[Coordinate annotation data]
■ ■ ■ ■ ■ ■ ■
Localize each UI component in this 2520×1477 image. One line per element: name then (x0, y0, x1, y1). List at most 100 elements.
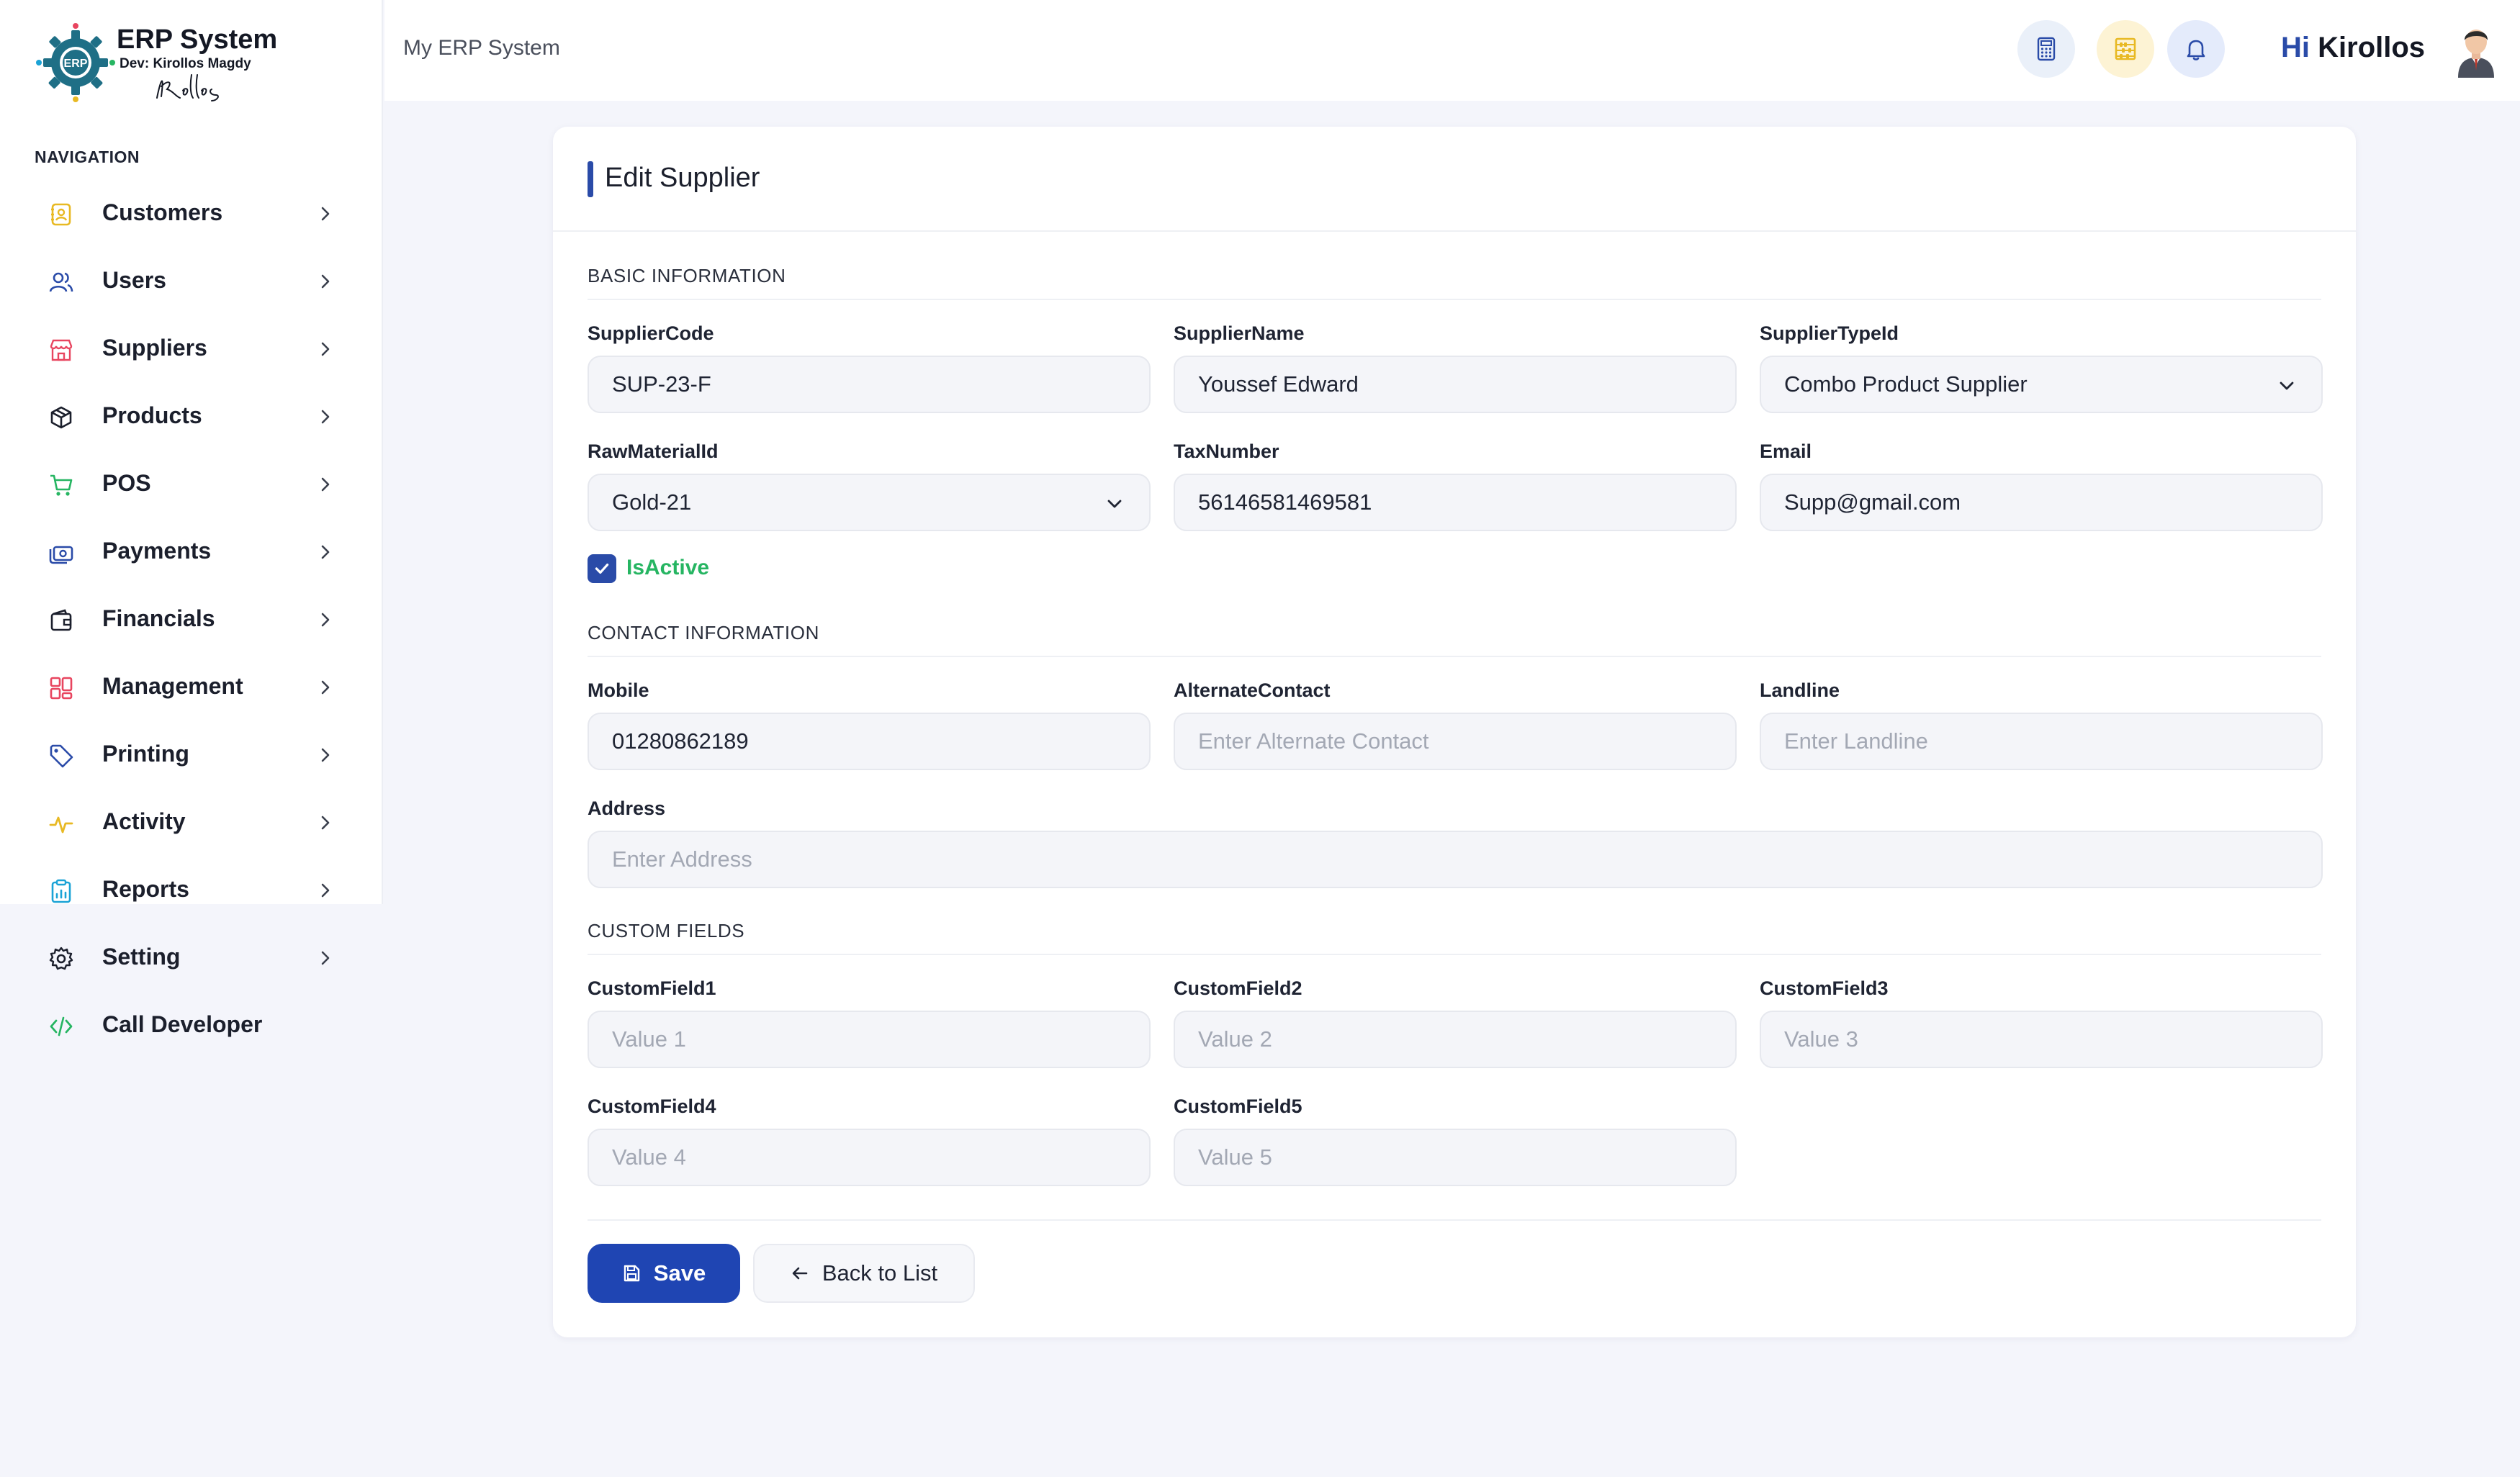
landline-input[interactable]: Enter Landline (1760, 713, 2323, 770)
calculator-button[interactable] (2017, 20, 2075, 78)
sidebar-item-customers[interactable]: Customers (0, 180, 383, 248)
section-basic-information: BASIC INFORMATION (588, 265, 2321, 300)
supplier-code-input[interactable]: SUP-23-F (588, 356, 1151, 413)
sidebar-item-label: Management (102, 673, 243, 699)
sidebar-item-setting[interactable]: Setting (0, 924, 383, 992)
raw-material-label: RawMaterialId (588, 441, 719, 462)
sidebar-item-management[interactable]: Management (0, 654, 383, 721)
user-name: Kirollos (2318, 32, 2426, 63)
sidebar-item-label: Setting (102, 944, 181, 970)
chevron-right-icon (321, 883, 330, 898)
bell-icon (2187, 40, 2205, 60)
title-accent-bar (588, 161, 593, 197)
custom-field-5-input[interactable]: Value 5 (1174, 1129, 1737, 1186)
code-icon (49, 1014, 73, 1039)
chevron-down-icon (1107, 500, 1122, 508)
sidebar-item-label: Reports (102, 876, 189, 902)
sidebar-item-label: Suppliers (102, 335, 207, 361)
custom-field-3-input[interactable]: Value 3 (1760, 1011, 2323, 1068)
chevron-right-icon (321, 342, 330, 356)
logo-mark-text: ERP (64, 58, 88, 70)
edit-supplier-card: Edit Supplier BASIC INFORMATION Supplier… (553, 127, 2356, 1337)
gear-icon (49, 947, 73, 971)
supplier-name-label: SupplierName (1174, 322, 1305, 344)
grid-icon (49, 676, 73, 700)
brand-logo[interactable]: ERP ERP System Dev: Kirollos Magdy (36, 22, 277, 102)
custom-field-3-label: CustomField3 (1760, 977, 1889, 999)
email-input[interactable]: Supp@gmail.com (1760, 474, 2323, 531)
sidebar-item-label: Products (102, 402, 202, 428)
cart-icon (49, 473, 73, 497)
sidebar-item-payments[interactable]: Payments (0, 518, 383, 586)
nav-heading: NAVIGATION (35, 148, 140, 166)
sidebar-item-suppliers[interactable]: Suppliers (0, 315, 383, 383)
page-title: Edit Supplier (605, 163, 760, 193)
tag-icon (49, 744, 73, 768)
raw-material-value: Gold-21 (612, 489, 692, 515)
save-button[interactable]: Save (588, 1244, 740, 1303)
abacus-icon (2115, 37, 2136, 60)
chevron-down-icon (2280, 381, 2294, 390)
section-contact-information: CONTACT INFORMATION (588, 622, 2321, 657)
chevron-right-icon (321, 613, 330, 627)
pulse-icon (49, 811, 73, 836)
user-greeting[interactable]: Hi Kirollos (2281, 32, 2425, 64)
is-active-label[interactable]: IsActive (626, 556, 709, 580)
mobile-input[interactable]: 01280862189 (588, 713, 1151, 770)
custom-field-2-label: CustomField2 (1174, 977, 1302, 999)
chevron-right-icon (321, 545, 330, 559)
chevron-right-icon (321, 477, 330, 492)
custom-field-4-label: CustomField4 (588, 1096, 716, 1117)
sidebar-item-users[interactable]: Users (0, 248, 383, 315)
chevron-right-icon (321, 680, 330, 695)
app-title: My ERP System (403, 36, 560, 60)
email-label: Email (1760, 441, 1812, 462)
address-label: Address (588, 798, 666, 819)
wallet-icon (49, 608, 73, 633)
custom-field-2-input[interactable]: Value 2 (1174, 1011, 1737, 1068)
chevron-right-icon (321, 748, 330, 762)
sidebar-item-activity[interactable]: Activity (0, 789, 383, 857)
address-input[interactable]: Enter Address (588, 831, 2323, 888)
sidebar-item-call-developer[interactable]: Call Developer (0, 992, 383, 1060)
supplier-code-label: SupplierCode (588, 322, 714, 344)
sidebar-item-products[interactable]: Products (0, 383, 383, 451)
custom-field-1-label: CustomField1 (588, 977, 716, 999)
sidebar-item-label: Printing (102, 741, 189, 767)
user-avatar[interactable] (2452, 23, 2500, 78)
erp-gear-logo-icon: ERP (36, 23, 115, 102)
sidebar-item-pos[interactable]: POS (0, 451, 383, 518)
notifications-button[interactable] (2167, 20, 2225, 78)
sidebar: ERP ERP System Dev: Kirollos Magdy NAVIG… (0, 0, 383, 1037)
custom-field-1-input[interactable]: Value 1 (588, 1011, 1151, 1068)
sidebar-item-printing[interactable]: Printing (0, 721, 383, 789)
money-icon (49, 541, 73, 565)
developer-signature (156, 74, 219, 101)
back-button-label: Back to List (822, 1260, 938, 1286)
form-divider (588, 1219, 2321, 1221)
back-to-list-button[interactable]: Back to List (753, 1244, 975, 1303)
supplier-type-select[interactable]: Combo Product Supplier (1760, 356, 2323, 413)
supplier-type-value: Combo Product Supplier (1784, 371, 2028, 397)
clipboard-icon (49, 879, 73, 903)
sidebar-item-financials[interactable]: Financials (0, 586, 383, 654)
users-icon (49, 270, 73, 294)
chevron-right-icon (321, 816, 330, 830)
sidebar-item-label: Call Developer (102, 1011, 263, 1037)
sidebar-item-label: Users (102, 267, 166, 293)
supplier-name-input[interactable]: Youssef Edward (1174, 356, 1737, 413)
chevron-right-icon (321, 207, 330, 221)
sidebar-item-reports[interactable]: Reports (0, 857, 383, 924)
tax-number-input[interactable]: 56146581469581 (1174, 474, 1737, 531)
box-icon (49, 405, 73, 430)
checkmark-icon (595, 563, 609, 574)
sidebar-item-label: POS (102, 470, 151, 496)
alternate-contact-input[interactable]: Enter Alternate Contact (1174, 713, 1737, 770)
abacus-button[interactable] (2097, 20, 2154, 78)
sidebar-item-label: Activity (102, 808, 186, 834)
brand-title: ERP System (117, 24, 278, 55)
custom-field-4-input[interactable]: Value 4 (588, 1129, 1151, 1186)
raw-material-select[interactable]: Gold-21 (588, 474, 1151, 531)
is-active-checkbox[interactable] (588, 554, 616, 583)
tax-number-label: TaxNumber (1174, 441, 1279, 462)
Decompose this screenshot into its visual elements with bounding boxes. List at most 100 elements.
■ ■ ■ ■ ■ ■ ■
Format every line of the data above as a JSON list of strings, one string per line, skipping blank lines. Leave the pictures out of the list.

# Exercise solution
[
  "Localize each UI component in this 2520×1477 image. One line per element: name then (x0, y0, x1, y1). List at most 100 elements.",
  "landline-input[interactable]: Enter Landline (1760, 713, 2323, 770)",
  "calculator-button[interactable] (2017, 20, 2075, 78)",
  "sidebar-item-customers[interactable]: Customers (0, 180, 383, 248)",
  "section-basic-information: BASIC INFORMATION (588, 265, 2321, 300)",
  "supplier-code-input[interactable]: SUP-23-F (588, 356, 1151, 413)",
  "sidebar-item-label: Management (102, 673, 243, 699)",
  "sidebar-item-setting[interactable]: Setting (0, 924, 383, 992)",
  "raw-material-label: RawMaterialId (588, 441, 719, 462)",
  "sidebar-item-management[interactable]: Management (0, 654, 383, 721)",
  "user-name: Kirollos (2318, 32, 2426, 63)",
  "sidebar-item-label: Setting (102, 944, 181, 970)",
  "chevron-right-icon (321, 883, 330, 898)",
  "bell-icon (2187, 40, 2205, 60)",
  "title-accent-bar (588, 161, 593, 197)",
  "custom-field-5-input[interactable]: Value 5 (1174, 1129, 1737, 1186)",
  "code-icon (49, 1014, 73, 1039)",
  "chevron-down-icon (1107, 500, 1122, 508)",
  "sidebar-item-label: Reports (102, 876, 189, 902)",
  "sidebar-item-label: Suppliers (102, 335, 207, 361)",
  "custom-field-3-input[interactable]: Value 3 (1760, 1011, 2323, 1068)",
  "chevron-right-icon (321, 342, 330, 356)",
  "logo-mark-text: ERP (64, 58, 88, 70)",
  "edit-supplier-card: Edit Supplier BASIC INFORMATION Supplier… (553, 127, 2356, 1337)",
  "gear-icon (49, 947, 73, 971)",
  "supplier-name-label: SupplierName (1174, 322, 1305, 344)",
  "grid-icon (49, 676, 73, 700)",
  "brand-logo[interactable]: ERP ERP System Dev: Kirollos Magdy (36, 22, 277, 102)",
  "custom-field-3-label: CustomField3 (1760, 977, 1889, 999)",
  "email-input[interactable]: Supp@gmail.com (1760, 474, 2323, 531)",
  "sidebar-item-label: Products (102, 402, 202, 428)",
  "cart-icon (49, 473, 73, 497)",
  "sidebar-item-payments[interactable]: Payments (0, 518, 383, 586)",
  "nav-heading: NAVIGATION (35, 148, 140, 166)",
  "sidebar-item-suppliers[interactable]: Suppliers (0, 315, 383, 383)",
  "page-title: Edit Supplier (605, 163, 760, 193)",
  "tag-icon (49, 744, 73, 768)",
  "raw-material-value: Gold-21 (612, 489, 692, 515)",
  "save-button[interactable]: Save (588, 1244, 740, 1303)",
  "abacus-icon (2115, 37, 2136, 60)",
  "chevron-down-icon (2280, 381, 2294, 390)",
  "section-contact-information: CONTACT INFORMATION (588, 622, 2321, 657)",
  "chevron-right-icon (321, 613, 330, 627)",
  "pulse-icon (49, 811, 73, 836)",
  "user-greeting[interactable]: Hi Kirollos (2281, 32, 2425, 64)",
  "is-active-label[interactable]: IsActive (626, 556, 709, 580)",
  "mobile-input[interactable]: 01280862189 (588, 713, 1151, 770)",
  "custom-field-2-label: CustomField2 (1174, 977, 1302, 999)",
  "chevron-right-icon (321, 545, 330, 559)",
  "chevron-right-icon (321, 477, 330, 492)",
  "custom-field-4-label: CustomField4 (588, 1096, 716, 1117)",
  "sidebar-item-users[interactable]: Users (0, 248, 383, 315)",
  "chevron-right-icon (321, 680, 330, 695)",
  "app-title: My ERP System (403, 36, 560, 60)",
  "email-label: Email (1760, 441, 1812, 462)",
  "address-label: Address (588, 798, 666, 819)",
  "wallet-icon (49, 608, 73, 633)",
  "custom-field-2-input[interactable]: Value 2 (1174, 1011, 1737, 1068)",
  "chevron-right-icon (321, 748, 330, 762)",
  "sidebar-item-activity[interactable]: Activity (0, 789, 383, 857)",
  "address-input[interactable]: Enter Address (588, 831, 2323, 888)",
  "sidebar-item-call-developer[interactable]: Call Developer (0, 992, 383, 1060)",
  "supplier-code-label: SupplierCode (588, 322, 714, 344)",
  "sidebar-item-products[interactable]: Products (0, 383, 383, 451)",
  "custom-field-1-label: CustomField1 (588, 977, 716, 999)",
  "sidebar-item-label: Printing (102, 741, 189, 767)",
  "user-avatar[interactable] (2452, 23, 2500, 78)",
  "erp-gear-logo-icon: ERP (36, 23, 115, 102)",
  "sidebar-item-pos[interactable]: POS (0, 451, 383, 518)",
  "notifications-button[interactable] (2167, 20, 2225, 78)",
  "sidebar: ERP ERP System Dev: Kirollos Magdy NAVIG… (0, 0, 383, 1037)",
  "custom-field-1-input[interactable]: Value 1 (588, 1011, 1151, 1068)",
  "sidebar-item-printing[interactable]: Printing (0, 721, 383, 789)",
  "money-icon (49, 541, 73, 565)",
  "developer-signature (156, 74, 219, 101)",
  "back-button-label: Back to List (822, 1260, 938, 1286)",
  "form-divider (588, 1219, 2321, 1221)",
  "back-to-list-button[interactable]: Back to List (753, 1244, 975, 1303)",
  "supplier-type-select[interactable]: Combo Product Supplier (1760, 356, 2323, 413)",
  "supplier-type-value: Combo Product Supplier (1784, 371, 2028, 397)",
  "clipboard-icon (49, 879, 73, 903)",
  "sidebar-item-financials[interactable]: Financials (0, 586, 383, 654)",
  "users-icon (49, 270, 73, 294)",
  "chevron-right-icon (321, 816, 330, 830)",
  "sidebar-item-label: Call Developer (102, 1011, 263, 1037)",
  "sidebar-item-label: Users (102, 267, 166, 293)",
  "supplier-name-input[interactable]: Youssef Edward (1174, 356, 1737, 413)",
  "chevron-right-icon (321, 207, 330, 221)",
  "sidebar-item-reports[interactable]: Reports (0, 857, 383, 924)",
  "tax-number-input[interactable]: 56146581469581 (1174, 474, 1737, 531)",
  "box-icon (49, 405, 73, 430)",
  "checkmark-icon (595, 563, 609, 574)",
  "sidebar-item-label: POS (102, 470, 151, 496)",
  "alternate-contact-input[interactable]: Enter Alternate Contact (1174, 713, 1737, 770)",
  "abacus-button[interactable] (2097, 20, 2154, 78)",
  "sidebar-item-label: Activity (102, 808, 186, 834)",
  "brand-title: ERP System (117, 24, 278, 55)",
  "custom-field-4-input[interactable]: Value 4 (588, 1129, 1151, 1186)",
  "raw-material-select[interactable]: Gold-21 (588, 474, 1151, 531)",
  "is-active-checkbox[interactable] (588, 554, 616, 583)",
  "tax-number-label: TaxNumber (1174, 441, 1279, 462)",
  "Decompose this screenshot into its visual elements with bounding boxes. List at most 100 elements."
]